### Exercise directions:
What is the number of lines containing the word "Argo"? Give that number alone.

--- BEGIN Dataset extract ---

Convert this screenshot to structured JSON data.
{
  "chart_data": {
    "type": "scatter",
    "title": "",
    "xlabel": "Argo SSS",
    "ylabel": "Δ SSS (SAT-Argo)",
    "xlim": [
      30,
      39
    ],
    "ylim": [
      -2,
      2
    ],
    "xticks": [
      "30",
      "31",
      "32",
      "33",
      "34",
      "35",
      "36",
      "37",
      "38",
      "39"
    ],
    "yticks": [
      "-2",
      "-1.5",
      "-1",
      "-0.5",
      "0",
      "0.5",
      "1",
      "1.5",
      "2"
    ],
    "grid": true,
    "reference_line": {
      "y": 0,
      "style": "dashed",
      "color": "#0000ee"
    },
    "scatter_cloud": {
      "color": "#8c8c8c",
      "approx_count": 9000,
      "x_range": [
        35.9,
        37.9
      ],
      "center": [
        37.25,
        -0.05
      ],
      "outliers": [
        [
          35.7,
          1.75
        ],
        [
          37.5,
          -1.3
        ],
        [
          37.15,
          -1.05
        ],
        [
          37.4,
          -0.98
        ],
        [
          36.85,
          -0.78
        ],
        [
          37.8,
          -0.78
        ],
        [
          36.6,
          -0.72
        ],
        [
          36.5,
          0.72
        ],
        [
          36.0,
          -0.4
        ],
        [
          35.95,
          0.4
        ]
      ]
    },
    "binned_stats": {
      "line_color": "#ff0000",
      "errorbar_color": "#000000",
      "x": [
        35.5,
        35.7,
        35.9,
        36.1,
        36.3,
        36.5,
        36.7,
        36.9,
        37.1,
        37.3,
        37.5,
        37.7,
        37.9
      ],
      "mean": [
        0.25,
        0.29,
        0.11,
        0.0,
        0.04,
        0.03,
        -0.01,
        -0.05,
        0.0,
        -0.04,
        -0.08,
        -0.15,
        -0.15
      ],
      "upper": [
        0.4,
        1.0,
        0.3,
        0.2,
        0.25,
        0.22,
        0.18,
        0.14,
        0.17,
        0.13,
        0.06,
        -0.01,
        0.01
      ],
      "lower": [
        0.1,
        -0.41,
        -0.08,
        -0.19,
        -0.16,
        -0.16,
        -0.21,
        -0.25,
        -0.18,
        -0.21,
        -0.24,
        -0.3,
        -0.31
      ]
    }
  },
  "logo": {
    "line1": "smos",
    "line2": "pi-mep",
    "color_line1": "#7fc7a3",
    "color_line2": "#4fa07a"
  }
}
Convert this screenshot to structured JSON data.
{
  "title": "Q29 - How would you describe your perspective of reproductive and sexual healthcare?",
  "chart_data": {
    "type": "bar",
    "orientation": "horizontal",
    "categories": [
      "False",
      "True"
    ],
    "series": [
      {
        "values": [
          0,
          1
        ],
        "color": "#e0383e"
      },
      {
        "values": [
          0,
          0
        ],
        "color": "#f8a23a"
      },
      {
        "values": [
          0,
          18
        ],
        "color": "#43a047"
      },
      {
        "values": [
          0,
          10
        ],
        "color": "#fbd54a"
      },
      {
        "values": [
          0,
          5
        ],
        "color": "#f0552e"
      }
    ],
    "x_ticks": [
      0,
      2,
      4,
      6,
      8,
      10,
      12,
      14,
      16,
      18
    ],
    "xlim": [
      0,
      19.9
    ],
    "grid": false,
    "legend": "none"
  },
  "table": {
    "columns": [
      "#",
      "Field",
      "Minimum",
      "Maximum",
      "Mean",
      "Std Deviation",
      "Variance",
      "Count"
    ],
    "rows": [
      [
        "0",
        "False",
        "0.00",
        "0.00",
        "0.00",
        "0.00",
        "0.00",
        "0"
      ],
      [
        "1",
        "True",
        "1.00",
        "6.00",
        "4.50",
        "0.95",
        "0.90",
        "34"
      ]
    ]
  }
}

--- END Dataset extract ---

### Output of the exercise:
2